● **Data shown**:
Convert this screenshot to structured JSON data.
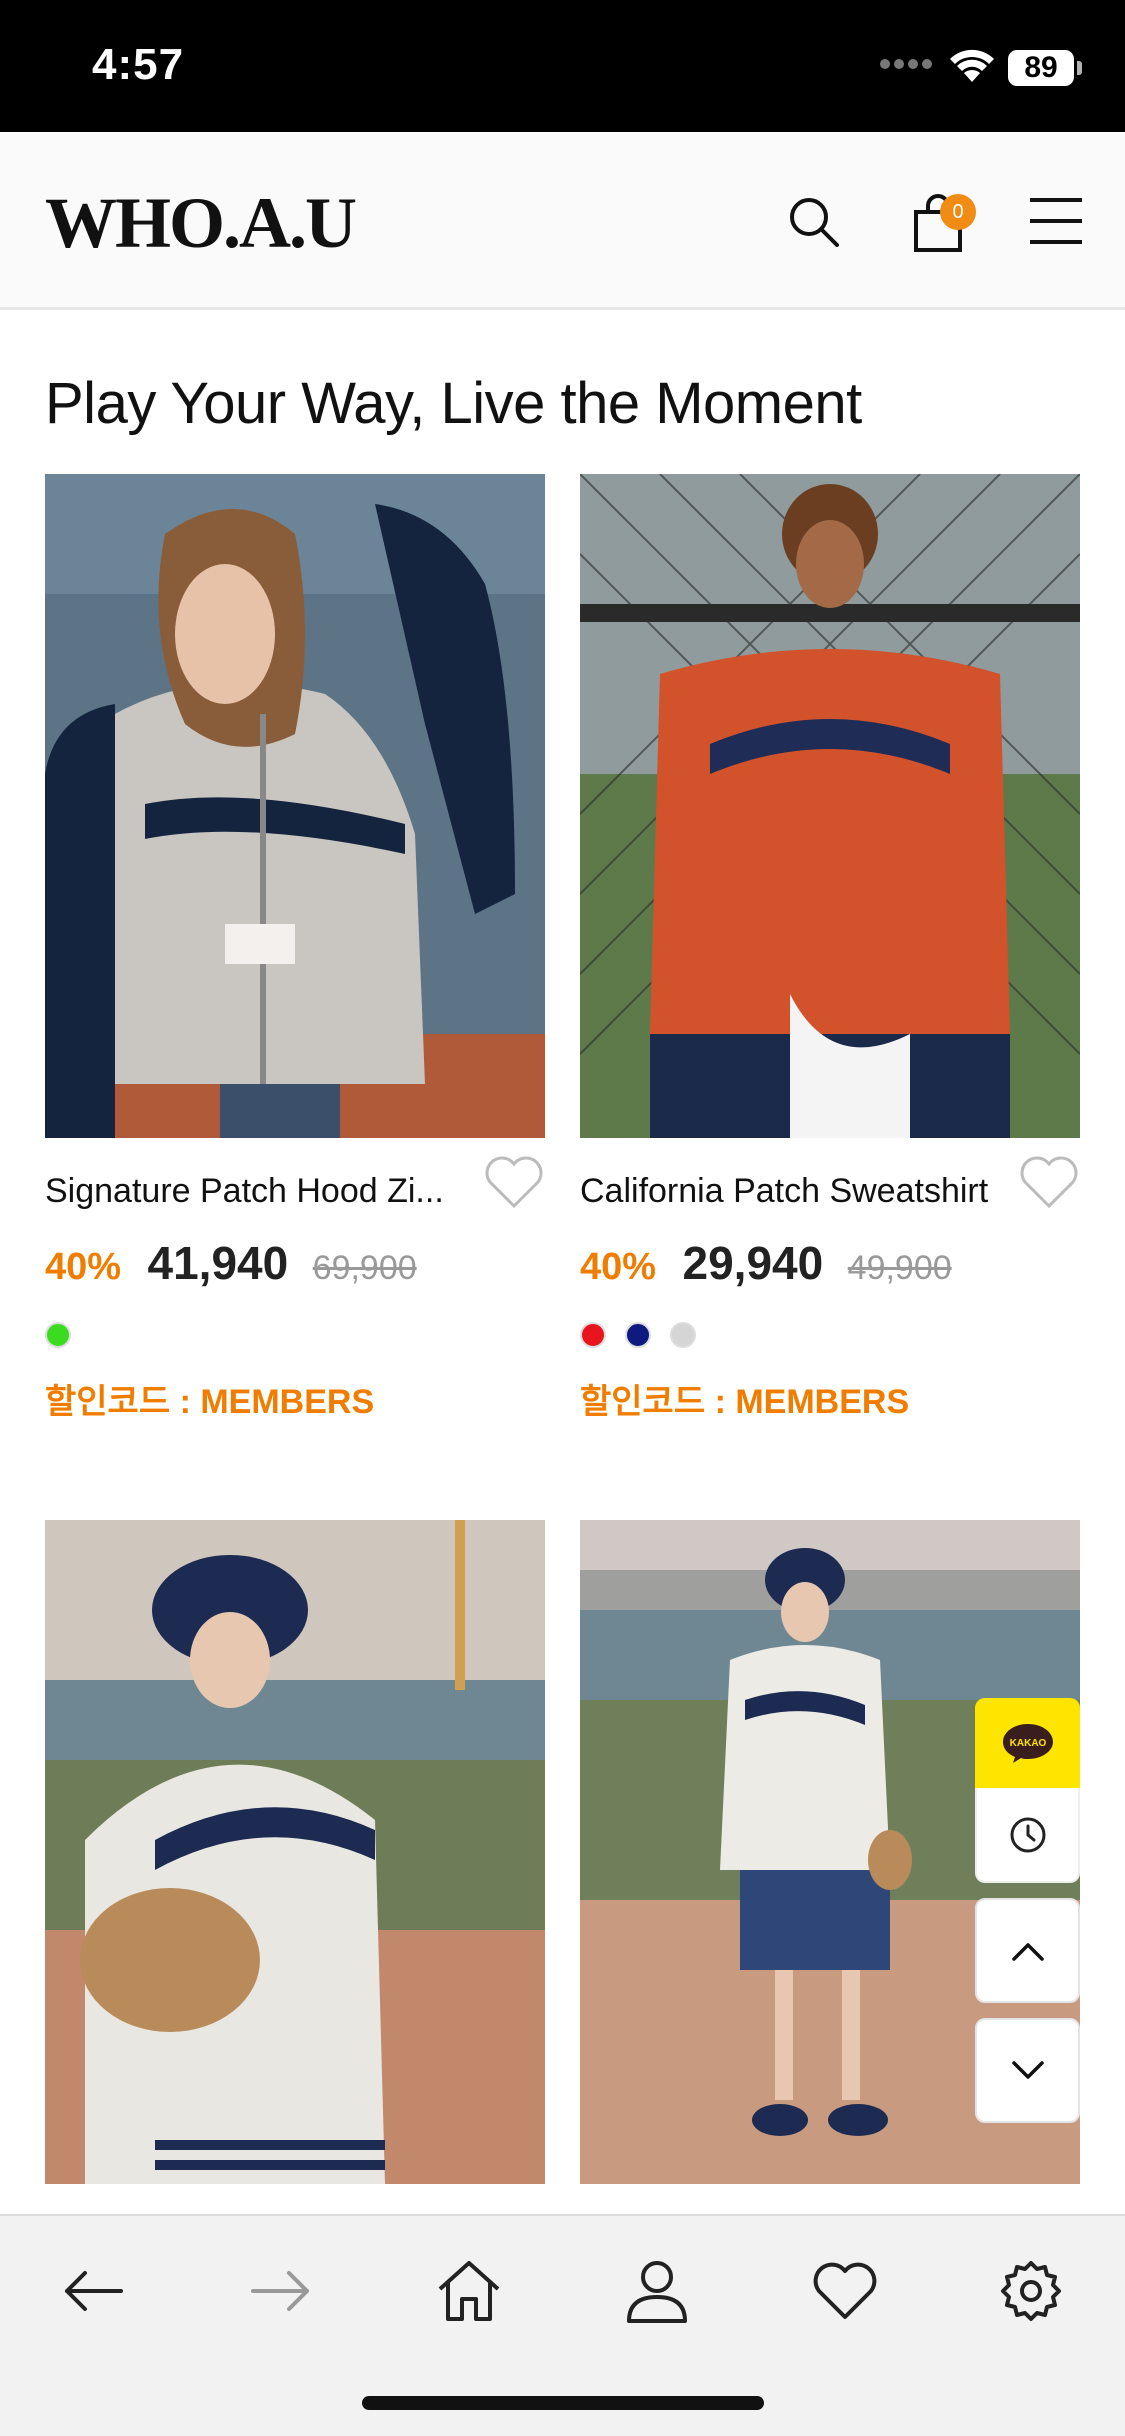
{
  "status": {
    "time": "4:57",
    "battery": "89"
  },
  "header": {
    "logo": "WHO.A.U",
    "cart_count": "0"
  },
  "section": {
    "title": "Play Your Way, Live the Moment"
  },
  "products": [
    {
      "name": "Signature Patch Hood Zi...",
      "discount": "40%",
      "price": "41,940",
      "original_price": "69,900",
      "colors": [
        "#3bdc1f"
      ],
      "coupon": "할인코드 : MEMBERS"
    },
    {
      "name": "California Patch Sweatshirt",
      "discount": "40%",
      "price": "29,940",
      "original_price": "49,900",
      "colors": [
        "#e8141e",
        "#0f1a80",
        "#d5d5d5"
      ],
      "coupon": "할인코드 : MEMBERS"
    },
    {
      "name": "",
      "image": "white varsity jacket with baseball glove"
    },
    {
      "name": "",
      "image": "white varsity jacket on baseball field"
    }
  ],
  "floating": {
    "kakao_label": "KAKAO"
  },
  "bottom_nav": [
    "back-icon",
    "forward-icon",
    "home-icon",
    "profile-icon",
    "heart-icon",
    "settings-icon"
  ],
  "colors": {
    "accent": "#f07c00",
    "cart_badge": "#f08b14",
    "kakao": "#fde500"
  }
}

● **Work instructions**: Above are records to transcribe exactly; leave their pictures out.

● **Response to this task**:
Convert this screenshot to structured JSON data.
{
  "status": {
    "time": "4:57",
    "battery": "89"
  },
  "header": {
    "logo": "WHO.A.U",
    "cart_count": "0"
  },
  "section": {
    "title": "Play Your Way, Live the Moment"
  },
  "products": [
    {
      "name": "Signature Patch Hood Zi...",
      "discount": "40%",
      "price": "41,940",
      "original_price": "69,900",
      "colors": [
        "#3bdc1f"
      ],
      "coupon": "할인코드 : MEMBERS"
    },
    {
      "name": "California Patch Sweatshirt",
      "discount": "40%",
      "price": "29,940",
      "original_price": "49,900",
      "colors": [
        "#e8141e",
        "#0f1a80",
        "#d5d5d5"
      ],
      "coupon": "할인코드 : MEMBERS"
    },
    {
      "name": "",
      "image": "white varsity jacket with baseball glove"
    },
    {
      "name": "",
      "image": "white varsity jacket on baseball field"
    }
  ],
  "floating": {
    "kakao_label": "KAKAO"
  },
  "bottom_nav": [
    "back-icon",
    "forward-icon",
    "home-icon",
    "profile-icon",
    "heart-icon",
    "settings-icon"
  ],
  "colors": {
    "accent": "#f07c00",
    "cart_badge": "#f08b14",
    "kakao": "#fde500"
  }
}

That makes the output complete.